======== LISTING ========

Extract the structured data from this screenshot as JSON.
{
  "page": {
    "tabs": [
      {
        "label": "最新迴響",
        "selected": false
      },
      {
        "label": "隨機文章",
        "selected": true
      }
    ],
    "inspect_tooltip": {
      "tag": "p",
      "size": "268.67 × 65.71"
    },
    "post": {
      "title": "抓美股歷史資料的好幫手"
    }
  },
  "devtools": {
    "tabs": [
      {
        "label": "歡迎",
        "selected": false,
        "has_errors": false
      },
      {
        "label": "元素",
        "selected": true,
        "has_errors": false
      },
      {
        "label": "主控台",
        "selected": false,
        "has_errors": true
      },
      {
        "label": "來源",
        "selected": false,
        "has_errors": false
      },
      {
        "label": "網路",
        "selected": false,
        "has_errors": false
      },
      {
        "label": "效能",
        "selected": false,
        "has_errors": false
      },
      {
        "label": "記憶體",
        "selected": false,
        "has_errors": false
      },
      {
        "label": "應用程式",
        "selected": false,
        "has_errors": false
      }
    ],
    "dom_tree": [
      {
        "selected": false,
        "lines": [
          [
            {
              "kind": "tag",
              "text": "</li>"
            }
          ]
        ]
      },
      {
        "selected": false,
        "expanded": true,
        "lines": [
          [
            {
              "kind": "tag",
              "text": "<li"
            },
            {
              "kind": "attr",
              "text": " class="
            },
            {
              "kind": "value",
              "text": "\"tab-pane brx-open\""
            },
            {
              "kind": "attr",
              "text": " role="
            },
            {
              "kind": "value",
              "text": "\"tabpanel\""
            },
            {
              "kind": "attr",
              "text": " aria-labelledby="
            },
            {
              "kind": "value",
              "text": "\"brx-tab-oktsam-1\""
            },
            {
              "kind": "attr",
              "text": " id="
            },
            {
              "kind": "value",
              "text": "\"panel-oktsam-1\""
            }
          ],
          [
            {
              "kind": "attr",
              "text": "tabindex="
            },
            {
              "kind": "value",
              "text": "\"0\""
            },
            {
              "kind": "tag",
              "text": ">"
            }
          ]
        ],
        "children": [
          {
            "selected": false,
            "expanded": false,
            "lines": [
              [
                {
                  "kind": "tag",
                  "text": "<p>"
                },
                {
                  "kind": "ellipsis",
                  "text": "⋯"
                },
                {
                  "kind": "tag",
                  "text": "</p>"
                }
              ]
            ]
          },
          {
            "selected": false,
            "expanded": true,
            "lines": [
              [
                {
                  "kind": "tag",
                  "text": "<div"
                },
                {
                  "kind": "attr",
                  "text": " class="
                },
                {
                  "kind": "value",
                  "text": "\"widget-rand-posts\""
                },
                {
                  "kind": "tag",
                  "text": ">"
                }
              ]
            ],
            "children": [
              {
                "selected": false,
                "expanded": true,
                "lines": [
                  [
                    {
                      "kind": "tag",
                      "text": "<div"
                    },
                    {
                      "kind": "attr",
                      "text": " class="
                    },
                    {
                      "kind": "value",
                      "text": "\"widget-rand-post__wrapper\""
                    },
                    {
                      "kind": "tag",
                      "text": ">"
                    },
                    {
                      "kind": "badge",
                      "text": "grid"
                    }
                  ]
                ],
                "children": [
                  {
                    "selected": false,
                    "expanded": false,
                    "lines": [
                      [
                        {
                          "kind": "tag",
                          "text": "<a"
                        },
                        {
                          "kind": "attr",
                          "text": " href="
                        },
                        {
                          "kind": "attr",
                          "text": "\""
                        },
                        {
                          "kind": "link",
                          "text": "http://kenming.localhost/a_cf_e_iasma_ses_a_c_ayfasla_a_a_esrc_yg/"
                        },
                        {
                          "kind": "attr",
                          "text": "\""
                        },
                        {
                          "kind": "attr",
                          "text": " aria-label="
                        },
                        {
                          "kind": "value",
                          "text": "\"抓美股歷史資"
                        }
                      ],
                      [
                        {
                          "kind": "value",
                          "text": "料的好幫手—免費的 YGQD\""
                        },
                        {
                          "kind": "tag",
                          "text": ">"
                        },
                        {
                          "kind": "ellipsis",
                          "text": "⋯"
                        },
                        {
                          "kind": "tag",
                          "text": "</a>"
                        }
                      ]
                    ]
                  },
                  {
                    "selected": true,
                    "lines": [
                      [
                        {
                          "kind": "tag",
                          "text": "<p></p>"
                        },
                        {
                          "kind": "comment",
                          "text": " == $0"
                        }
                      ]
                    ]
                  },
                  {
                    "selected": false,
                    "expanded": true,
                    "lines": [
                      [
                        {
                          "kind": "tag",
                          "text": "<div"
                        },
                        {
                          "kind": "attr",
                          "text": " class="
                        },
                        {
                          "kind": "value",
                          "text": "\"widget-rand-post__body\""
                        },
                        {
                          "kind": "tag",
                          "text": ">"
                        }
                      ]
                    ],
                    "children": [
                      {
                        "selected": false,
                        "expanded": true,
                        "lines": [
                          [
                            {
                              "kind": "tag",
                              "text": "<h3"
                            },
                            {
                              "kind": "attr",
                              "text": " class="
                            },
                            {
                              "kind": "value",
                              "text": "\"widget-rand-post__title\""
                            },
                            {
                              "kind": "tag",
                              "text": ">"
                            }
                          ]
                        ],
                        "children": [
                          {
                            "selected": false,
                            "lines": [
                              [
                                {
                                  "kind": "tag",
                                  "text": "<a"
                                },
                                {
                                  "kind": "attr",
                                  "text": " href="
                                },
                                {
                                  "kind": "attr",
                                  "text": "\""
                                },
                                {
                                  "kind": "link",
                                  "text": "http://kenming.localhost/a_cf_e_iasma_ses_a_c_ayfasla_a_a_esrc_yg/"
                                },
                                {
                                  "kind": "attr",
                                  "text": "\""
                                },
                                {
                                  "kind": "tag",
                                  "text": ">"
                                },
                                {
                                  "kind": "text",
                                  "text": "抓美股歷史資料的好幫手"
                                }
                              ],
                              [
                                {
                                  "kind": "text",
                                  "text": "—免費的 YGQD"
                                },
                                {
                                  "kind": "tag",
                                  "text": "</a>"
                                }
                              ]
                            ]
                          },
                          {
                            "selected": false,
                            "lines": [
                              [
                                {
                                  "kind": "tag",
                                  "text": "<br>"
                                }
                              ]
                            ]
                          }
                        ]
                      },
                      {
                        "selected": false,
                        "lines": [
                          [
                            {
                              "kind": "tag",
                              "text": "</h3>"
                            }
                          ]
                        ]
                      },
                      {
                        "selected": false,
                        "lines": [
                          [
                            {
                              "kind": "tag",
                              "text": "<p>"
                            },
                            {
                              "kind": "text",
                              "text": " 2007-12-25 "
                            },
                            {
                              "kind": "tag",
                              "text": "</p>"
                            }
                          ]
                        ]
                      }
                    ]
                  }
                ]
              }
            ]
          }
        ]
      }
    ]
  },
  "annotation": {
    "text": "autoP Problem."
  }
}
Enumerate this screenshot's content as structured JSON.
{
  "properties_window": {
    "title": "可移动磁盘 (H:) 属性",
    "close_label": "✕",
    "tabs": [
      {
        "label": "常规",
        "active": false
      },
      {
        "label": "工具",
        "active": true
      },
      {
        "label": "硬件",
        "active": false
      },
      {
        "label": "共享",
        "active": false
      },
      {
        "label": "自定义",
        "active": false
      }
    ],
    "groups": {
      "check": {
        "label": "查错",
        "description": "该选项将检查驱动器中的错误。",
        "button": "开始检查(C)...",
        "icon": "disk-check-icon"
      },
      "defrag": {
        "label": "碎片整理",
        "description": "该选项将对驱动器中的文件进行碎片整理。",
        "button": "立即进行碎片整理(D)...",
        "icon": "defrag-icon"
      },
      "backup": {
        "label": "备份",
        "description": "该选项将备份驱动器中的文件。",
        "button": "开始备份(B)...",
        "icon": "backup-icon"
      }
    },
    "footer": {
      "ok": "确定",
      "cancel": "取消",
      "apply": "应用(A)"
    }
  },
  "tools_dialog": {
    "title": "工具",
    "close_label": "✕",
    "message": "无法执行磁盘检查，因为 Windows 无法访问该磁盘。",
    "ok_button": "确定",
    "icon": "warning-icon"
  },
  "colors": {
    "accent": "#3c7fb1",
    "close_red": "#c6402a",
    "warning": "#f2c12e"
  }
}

========

State the number of lines that contain the string "kenming", with no other words.

## FINAL RESULT
2